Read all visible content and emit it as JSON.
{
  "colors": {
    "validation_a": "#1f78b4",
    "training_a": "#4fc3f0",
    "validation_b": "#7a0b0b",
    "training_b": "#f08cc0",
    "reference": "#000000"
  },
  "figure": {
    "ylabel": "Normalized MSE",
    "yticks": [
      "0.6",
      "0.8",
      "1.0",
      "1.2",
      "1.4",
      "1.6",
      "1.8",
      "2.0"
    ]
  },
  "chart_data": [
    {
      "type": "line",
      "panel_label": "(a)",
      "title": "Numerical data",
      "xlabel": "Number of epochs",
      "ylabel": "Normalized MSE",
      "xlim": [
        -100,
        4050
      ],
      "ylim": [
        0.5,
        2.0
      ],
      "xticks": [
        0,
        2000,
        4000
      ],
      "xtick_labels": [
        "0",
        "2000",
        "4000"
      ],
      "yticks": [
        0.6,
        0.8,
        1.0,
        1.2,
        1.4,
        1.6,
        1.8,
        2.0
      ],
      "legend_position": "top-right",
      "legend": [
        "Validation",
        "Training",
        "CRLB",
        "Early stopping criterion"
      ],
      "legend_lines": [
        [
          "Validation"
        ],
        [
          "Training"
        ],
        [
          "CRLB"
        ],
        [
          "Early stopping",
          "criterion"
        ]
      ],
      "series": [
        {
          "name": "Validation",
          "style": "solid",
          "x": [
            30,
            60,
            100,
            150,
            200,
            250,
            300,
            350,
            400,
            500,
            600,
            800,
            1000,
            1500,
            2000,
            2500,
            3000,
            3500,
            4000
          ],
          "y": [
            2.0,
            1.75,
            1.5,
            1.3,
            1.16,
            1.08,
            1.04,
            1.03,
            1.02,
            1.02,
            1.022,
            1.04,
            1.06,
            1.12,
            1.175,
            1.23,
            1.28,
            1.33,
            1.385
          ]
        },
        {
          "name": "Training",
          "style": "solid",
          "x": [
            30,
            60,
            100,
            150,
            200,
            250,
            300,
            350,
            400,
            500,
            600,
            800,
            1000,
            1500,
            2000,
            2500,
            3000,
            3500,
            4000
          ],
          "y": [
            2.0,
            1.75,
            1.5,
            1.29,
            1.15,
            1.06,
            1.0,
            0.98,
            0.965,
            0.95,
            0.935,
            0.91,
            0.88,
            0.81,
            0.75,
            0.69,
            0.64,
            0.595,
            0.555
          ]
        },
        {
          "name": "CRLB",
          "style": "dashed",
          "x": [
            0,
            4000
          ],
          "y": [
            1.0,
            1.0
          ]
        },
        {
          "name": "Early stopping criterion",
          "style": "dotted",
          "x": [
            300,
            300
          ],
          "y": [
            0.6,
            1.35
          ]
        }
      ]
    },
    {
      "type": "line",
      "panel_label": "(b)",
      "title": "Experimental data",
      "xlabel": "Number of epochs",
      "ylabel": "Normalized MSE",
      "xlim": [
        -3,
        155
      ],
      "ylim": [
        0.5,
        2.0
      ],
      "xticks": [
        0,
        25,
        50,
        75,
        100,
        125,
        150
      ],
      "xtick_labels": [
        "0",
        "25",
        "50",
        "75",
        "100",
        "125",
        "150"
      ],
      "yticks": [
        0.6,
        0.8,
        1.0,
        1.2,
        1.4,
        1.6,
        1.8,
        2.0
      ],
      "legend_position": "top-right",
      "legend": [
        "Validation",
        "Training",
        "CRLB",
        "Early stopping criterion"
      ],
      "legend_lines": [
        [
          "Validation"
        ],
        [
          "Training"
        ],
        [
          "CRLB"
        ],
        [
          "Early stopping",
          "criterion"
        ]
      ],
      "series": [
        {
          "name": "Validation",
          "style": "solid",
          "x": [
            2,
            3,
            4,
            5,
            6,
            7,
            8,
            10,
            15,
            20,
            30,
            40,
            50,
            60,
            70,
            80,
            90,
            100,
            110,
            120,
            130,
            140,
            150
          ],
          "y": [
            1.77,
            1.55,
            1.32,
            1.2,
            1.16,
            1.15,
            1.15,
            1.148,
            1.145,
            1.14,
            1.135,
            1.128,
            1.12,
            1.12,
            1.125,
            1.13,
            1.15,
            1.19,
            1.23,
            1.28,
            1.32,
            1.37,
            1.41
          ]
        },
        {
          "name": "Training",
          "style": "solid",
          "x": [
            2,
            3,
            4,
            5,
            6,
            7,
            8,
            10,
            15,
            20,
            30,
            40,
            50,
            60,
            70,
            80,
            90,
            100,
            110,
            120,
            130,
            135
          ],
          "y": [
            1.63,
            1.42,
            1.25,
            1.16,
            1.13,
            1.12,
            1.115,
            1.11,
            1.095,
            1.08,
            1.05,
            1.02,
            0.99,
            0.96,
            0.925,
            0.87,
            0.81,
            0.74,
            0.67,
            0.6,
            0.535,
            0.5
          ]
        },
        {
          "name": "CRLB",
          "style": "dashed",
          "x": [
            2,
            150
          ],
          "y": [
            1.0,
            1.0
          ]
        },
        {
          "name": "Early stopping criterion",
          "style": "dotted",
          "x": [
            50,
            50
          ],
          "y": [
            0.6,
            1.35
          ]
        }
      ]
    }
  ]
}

◇ ◇ ◇ ◇ ◇

AIM OF THE EXERCISE: Your task is to give the records above again, exactly.

RESULT FOR THIS TASK:
Read all visible content and emit it as JSON.
{
  "colors": {
    "validation_a": "#1f78b4",
    "training_a": "#4fc3f0",
    "validation_b": "#7a0b0b",
    "training_b": "#f08cc0",
    "reference": "#000000"
  },
  "figure": {
    "ylabel": "Normalized MSE",
    "yticks": [
      "0.6",
      "0.8",
      "1.0",
      "1.2",
      "1.4",
      "1.6",
      "1.8",
      "2.0"
    ]
  },
  "chart_data": [
    {
      "type": "line",
      "panel_label": "(a)",
      "title": "Numerical data",
      "xlabel": "Number of epochs",
      "ylabel": "Normalized MSE",
      "xlim": [
        -100,
        4050
      ],
      "ylim": [
        0.5,
        2.0
      ],
      "xticks": [
        0,
        2000,
        4000
      ],
      "xtick_labels": [
        "0",
        "2000",
        "4000"
      ],
      "yticks": [
        0.6,
        0.8,
        1.0,
        1.2,
        1.4,
        1.6,
        1.8,
        2.0
      ],
      "legend_position": "top-right",
      "legend": [
        "Validation",
        "Training",
        "CRLB",
        "Early stopping criterion"
      ],
      "legend_lines": [
        [
          "Validation"
        ],
        [
          "Training"
        ],
        [
          "CRLB"
        ],
        [
          "Early stopping",
          "criterion"
        ]
      ],
      "series": [
        {
          "name": "Validation",
          "style": "solid",
          "x": [
            30,
            60,
            100,
            150,
            200,
            250,
            300,
            350,
            400,
            500,
            600,
            800,
            1000,
            1500,
            2000,
            2500,
            3000,
            3500,
            4000
          ],
          "y": [
            2.0,
            1.75,
            1.5,
            1.3,
            1.16,
            1.08,
            1.04,
            1.03,
            1.02,
            1.02,
            1.022,
            1.04,
            1.06,
            1.12,
            1.175,
            1.23,
            1.28,
            1.33,
            1.385
          ]
        },
        {
          "name": "Training",
          "style": "solid",
          "x": [
            30,
            60,
            100,
            150,
            200,
            250,
            300,
            350,
            400,
            500,
            600,
            800,
            1000,
            1500,
            2000,
            2500,
            3000,
            3500,
            4000
          ],
          "y": [
            2.0,
            1.75,
            1.5,
            1.29,
            1.15,
            1.06,
            1.0,
            0.98,
            0.965,
            0.95,
            0.935,
            0.91,
            0.88,
            0.81,
            0.75,
            0.69,
            0.64,
            0.595,
            0.555
          ]
        },
        {
          "name": "CRLB",
          "style": "dashed",
          "x": [
            0,
            4000
          ],
          "y": [
            1.0,
            1.0
          ]
        },
        {
          "name": "Early stopping criterion",
          "style": "dotted",
          "x": [
            300,
            300
          ],
          "y": [
            0.6,
            1.35
          ]
        }
      ]
    },
    {
      "type": "line",
      "panel_label": "(b)",
      "title": "Experimental data",
      "xlabel": "Number of epochs",
      "ylabel": "Normalized MSE",
      "xlim": [
        -3,
        155
      ],
      "ylim": [
        0.5,
        2.0
      ],
      "xticks": [
        0,
        25,
        50,
        75,
        100,
        125,
        150
      ],
      "xtick_labels": [
        "0",
        "25",
        "50",
        "75",
        "100",
        "125",
        "150"
      ],
      "yticks": [
        0.6,
        0.8,
        1.0,
        1.2,
        1.4,
        1.6,
        1.8,
        2.0
      ],
      "legend_position": "top-right",
      "legend": [
        "Validation",
        "Training",
        "CRLB",
        "Early stopping criterion"
      ],
      "legend_lines": [
        [
          "Validation"
        ],
        [
          "Training"
        ],
        [
          "CRLB"
        ],
        [
          "Early stopping",
          "criterion"
        ]
      ],
      "series": [
        {
          "name": "Validation",
          "style": "solid",
          "x": [
            2,
            3,
            4,
            5,
            6,
            7,
            8,
            10,
            15,
            20,
            30,
            40,
            50,
            60,
            70,
            80,
            90,
            100,
            110,
            120,
            130,
            140,
            150
          ],
          "y": [
            1.77,
            1.55,
            1.32,
            1.2,
            1.16,
            1.15,
            1.15,
            1.148,
            1.145,
            1.14,
            1.135,
            1.128,
            1.12,
            1.12,
            1.125,
            1.13,
            1.15,
            1.19,
            1.23,
            1.28,
            1.32,
            1.37,
            1.41
          ]
        },
        {
          "name": "Training",
          "style": "solid",
          "x": [
            2,
            3,
            4,
            5,
            6,
            7,
            8,
            10,
            15,
            20,
            30,
            40,
            50,
            60,
            70,
            80,
            90,
            100,
            110,
            120,
            130,
            135
          ],
          "y": [
            1.63,
            1.42,
            1.25,
            1.16,
            1.13,
            1.12,
            1.115,
            1.11,
            1.095,
            1.08,
            1.05,
            1.02,
            0.99,
            0.96,
            0.925,
            0.87,
            0.81,
            0.74,
            0.67,
            0.6,
            0.535,
            0.5
          ]
        },
        {
          "name": "CRLB",
          "style": "dashed",
          "x": [
            2,
            150
          ],
          "y": [
            1.0,
            1.0
          ]
        },
        {
          "name": "Early stopping criterion",
          "style": "dotted",
          "x": [
            50,
            50
          ],
          "y": [
            0.6,
            1.35
          ]
        }
      ]
    }
  ]
}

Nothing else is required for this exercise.